Information provided>

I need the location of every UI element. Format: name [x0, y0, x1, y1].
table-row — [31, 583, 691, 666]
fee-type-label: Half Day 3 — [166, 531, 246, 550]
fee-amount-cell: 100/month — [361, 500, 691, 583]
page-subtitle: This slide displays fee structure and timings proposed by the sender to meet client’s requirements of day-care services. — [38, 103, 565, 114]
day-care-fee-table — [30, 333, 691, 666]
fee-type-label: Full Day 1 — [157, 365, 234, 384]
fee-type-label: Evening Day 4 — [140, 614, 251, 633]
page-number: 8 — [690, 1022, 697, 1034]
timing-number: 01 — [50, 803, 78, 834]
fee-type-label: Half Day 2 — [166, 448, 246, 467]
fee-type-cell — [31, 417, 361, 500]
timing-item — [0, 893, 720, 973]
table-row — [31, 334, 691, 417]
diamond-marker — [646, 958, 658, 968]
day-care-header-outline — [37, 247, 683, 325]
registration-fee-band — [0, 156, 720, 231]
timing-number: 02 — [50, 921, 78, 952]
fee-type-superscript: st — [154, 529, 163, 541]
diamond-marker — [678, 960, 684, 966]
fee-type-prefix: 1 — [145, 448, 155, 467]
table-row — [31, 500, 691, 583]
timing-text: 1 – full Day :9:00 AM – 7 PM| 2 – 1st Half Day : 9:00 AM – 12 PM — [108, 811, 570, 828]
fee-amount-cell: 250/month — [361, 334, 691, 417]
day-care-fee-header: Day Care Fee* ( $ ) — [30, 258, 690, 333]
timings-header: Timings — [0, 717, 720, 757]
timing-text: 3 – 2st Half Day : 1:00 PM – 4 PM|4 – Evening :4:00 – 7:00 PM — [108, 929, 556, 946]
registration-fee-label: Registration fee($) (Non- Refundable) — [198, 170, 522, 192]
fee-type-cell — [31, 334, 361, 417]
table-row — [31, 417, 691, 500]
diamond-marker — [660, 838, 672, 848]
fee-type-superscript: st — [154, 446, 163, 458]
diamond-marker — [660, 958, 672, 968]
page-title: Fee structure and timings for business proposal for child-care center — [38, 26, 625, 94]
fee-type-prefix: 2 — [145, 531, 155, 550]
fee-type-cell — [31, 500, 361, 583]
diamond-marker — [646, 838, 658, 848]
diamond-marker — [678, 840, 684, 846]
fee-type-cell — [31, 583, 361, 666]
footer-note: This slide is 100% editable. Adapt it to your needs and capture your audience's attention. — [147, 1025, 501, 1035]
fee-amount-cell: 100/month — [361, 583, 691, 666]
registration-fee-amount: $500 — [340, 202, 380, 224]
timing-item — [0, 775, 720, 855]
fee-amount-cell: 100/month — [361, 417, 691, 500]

What is expected>
Could you repeat the rows from the first one through the row containing "diamond-marker — [660, 838, 672, 848]", swapping "fee-type-label" for "fee-category-label" and leaving everything else unchanged?

Response to the exercise>
I need the location of every UI element. Format: name [x0, y0, x1, y1].
table-row — [31, 583, 691, 666]
fee-category-label: Half Day 3 — [166, 531, 246, 550]
fee-amount-cell: 100/month — [361, 500, 691, 583]
page-subtitle: This slide displays fee structure and timings proposed by the sender to meet client’s requirements of day-care services. — [38, 103, 565, 114]
day-care-fee-table — [30, 333, 691, 666]
fee-category-label: Full Day 1 — [157, 365, 234, 384]
fee-category-label: Evening Day 4 — [140, 614, 251, 633]
page-number: 8 — [690, 1022, 697, 1034]
timing-number: 01 — [50, 803, 78, 834]
fee-category-label: Half Day 2 — [166, 448, 246, 467]
fee-type-cell — [31, 417, 361, 500]
timing-item — [0, 893, 720, 973]
table-row — [31, 334, 691, 417]
diamond-marker — [646, 958, 658, 968]
day-care-header-outline — [37, 247, 683, 325]
registration-fee-band — [0, 156, 720, 231]
timing-number: 02 — [50, 921, 78, 952]
fee-type-superscript: st — [154, 529, 163, 541]
diamond-marker — [678, 960, 684, 966]
fee-type-prefix: 1 — [145, 448, 155, 467]
table-row — [31, 500, 691, 583]
timing-text: 1 – full Day :9:00 AM – 7 PM| 2 – 1st Half Day : 9:00 AM – 12 PM — [108, 811, 570, 828]
fee-amount-cell: 250/month — [361, 334, 691, 417]
day-care-fee-header: Day Care Fee* ( $ ) — [30, 258, 690, 333]
timings-header: Timings — [0, 717, 720, 757]
timing-text: 3 – 2st Half Day : 1:00 PM – 4 PM|4 – Evening :4:00 – 7:00 PM — [108, 929, 556, 946]
registration-fee-label: Registration fee($) (Non- Refundable) — [198, 170, 522, 192]
fee-type-cell — [31, 334, 361, 417]
table-row — [31, 417, 691, 500]
diamond-marker — [660, 838, 672, 848]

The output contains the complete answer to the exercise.